• **DATASET RECORDS**
════

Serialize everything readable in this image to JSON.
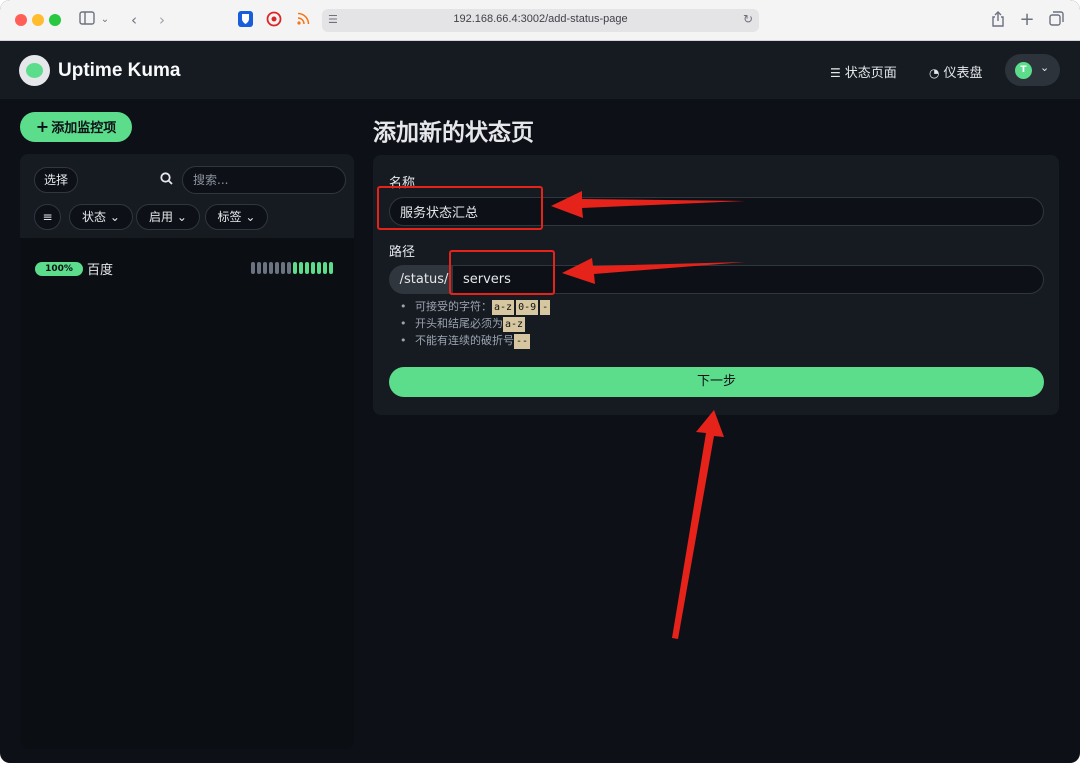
{
  "browser": {
    "url": "192.168.66.4:3002/add-status-page"
  },
  "header": {
    "app_title": "Uptime Kuma",
    "nav": [
      {
        "label": "状态页面",
        "icon": "list-icon"
      },
      {
        "label": "仪表盘",
        "icon": "dashboard-gauge-icon"
      }
    ],
    "avatar_initial": "T"
  },
  "sidebar": {
    "add_button": "添加监控项",
    "select_button": "选择",
    "search_placeholder": "搜索...",
    "filters": [
      "状态",
      "启用",
      "标签"
    ],
    "monitors": [
      {
        "name": "百度",
        "uptime": "100%",
        "heartbeats": [
          "empty",
          "empty",
          "empty",
          "empty",
          "empty",
          "empty",
          "empty",
          "up",
          "up",
          "up",
          "up",
          "up",
          "up",
          "up"
        ]
      }
    ]
  },
  "main": {
    "title": "添加新的状态页",
    "name_label": "名称",
    "name_value": "服务状态汇总",
    "path_label": "路径",
    "path_prefix": "/status/",
    "path_value": "servers",
    "hints": [
      {
        "text": "可接受的字符：",
        "codes": [
          "a-z",
          "0-9",
          "-"
        ]
      },
      {
        "text": "开头和结尾必须为",
        "codes": [
          "a-z"
        ]
      },
      {
        "text": "不能有连续的破折号",
        "codes": [
          "--"
        ]
      }
    ],
    "next_button": "下一步"
  },
  "colors": {
    "accent": "#5cdd8b",
    "background": "#0d1117",
    "card": "#161b22",
    "annotation": "#e5231b"
  }
}
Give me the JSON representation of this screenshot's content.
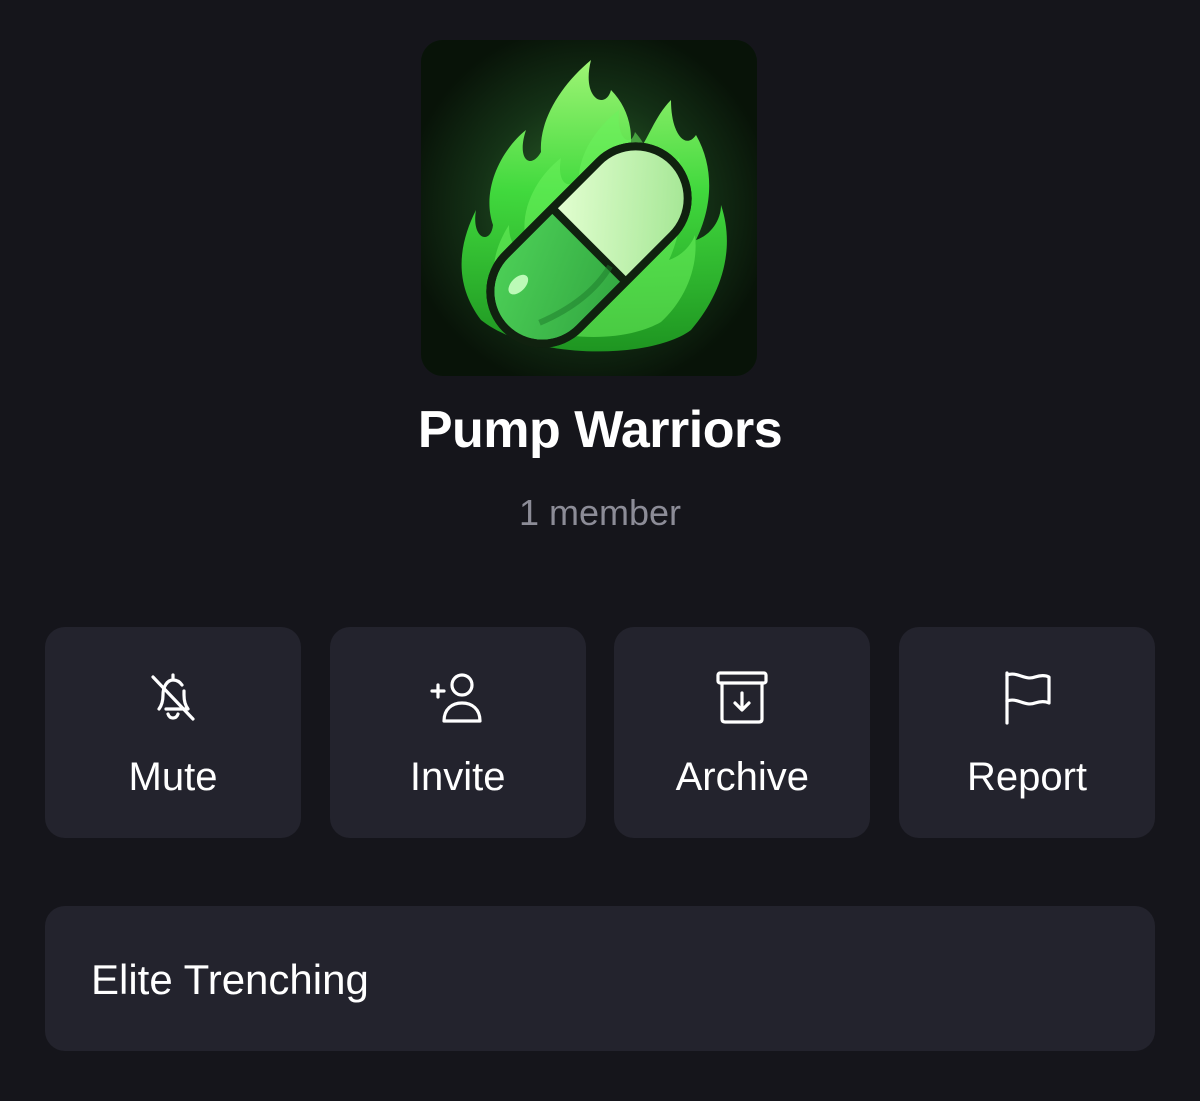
{
  "group": {
    "name": "Pump Warriors",
    "members": "1 member",
    "description": "Elite Trenching"
  },
  "actions": [
    {
      "label": "Mute",
      "icon": "bell-off-icon"
    },
    {
      "label": "Invite",
      "icon": "add-user-icon"
    },
    {
      "label": "Archive",
      "icon": "archive-box-icon"
    },
    {
      "label": "Report",
      "icon": "flag-icon"
    }
  ],
  "colors": {
    "background": "#15151b",
    "card": "#23232d",
    "text": "#ffffff",
    "muted": "#8c8c97",
    "accent_green": "#3fd84a"
  }
}
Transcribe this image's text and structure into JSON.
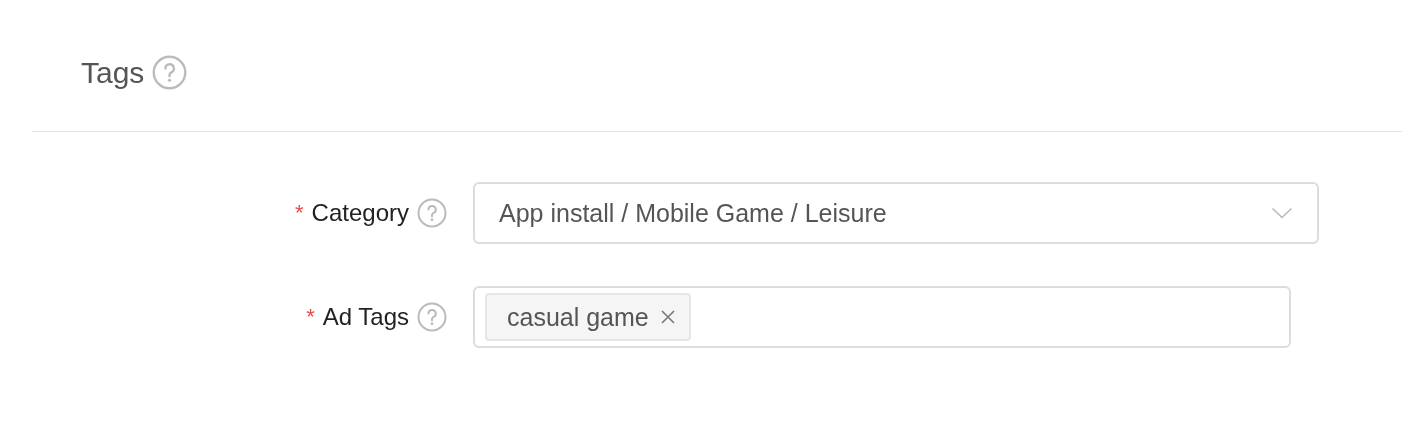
{
  "section": {
    "title": "Tags"
  },
  "fields": [
    {
      "kind": "select",
      "required_mark": "*",
      "label": "Category",
      "value": "App install / Mobile Game / Leisure"
    },
    {
      "kind": "tags",
      "required_mark": "*",
      "label": "Ad Tags",
      "tags": [
        {
          "label": "casual game"
        }
      ]
    }
  ]
}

════

• **YOUR TASK**
Only lines with "background" are wanted here; list each of them.

• **CORRECT OUTPUT**
    "background": "#0d1117",
    "background": "#15151b",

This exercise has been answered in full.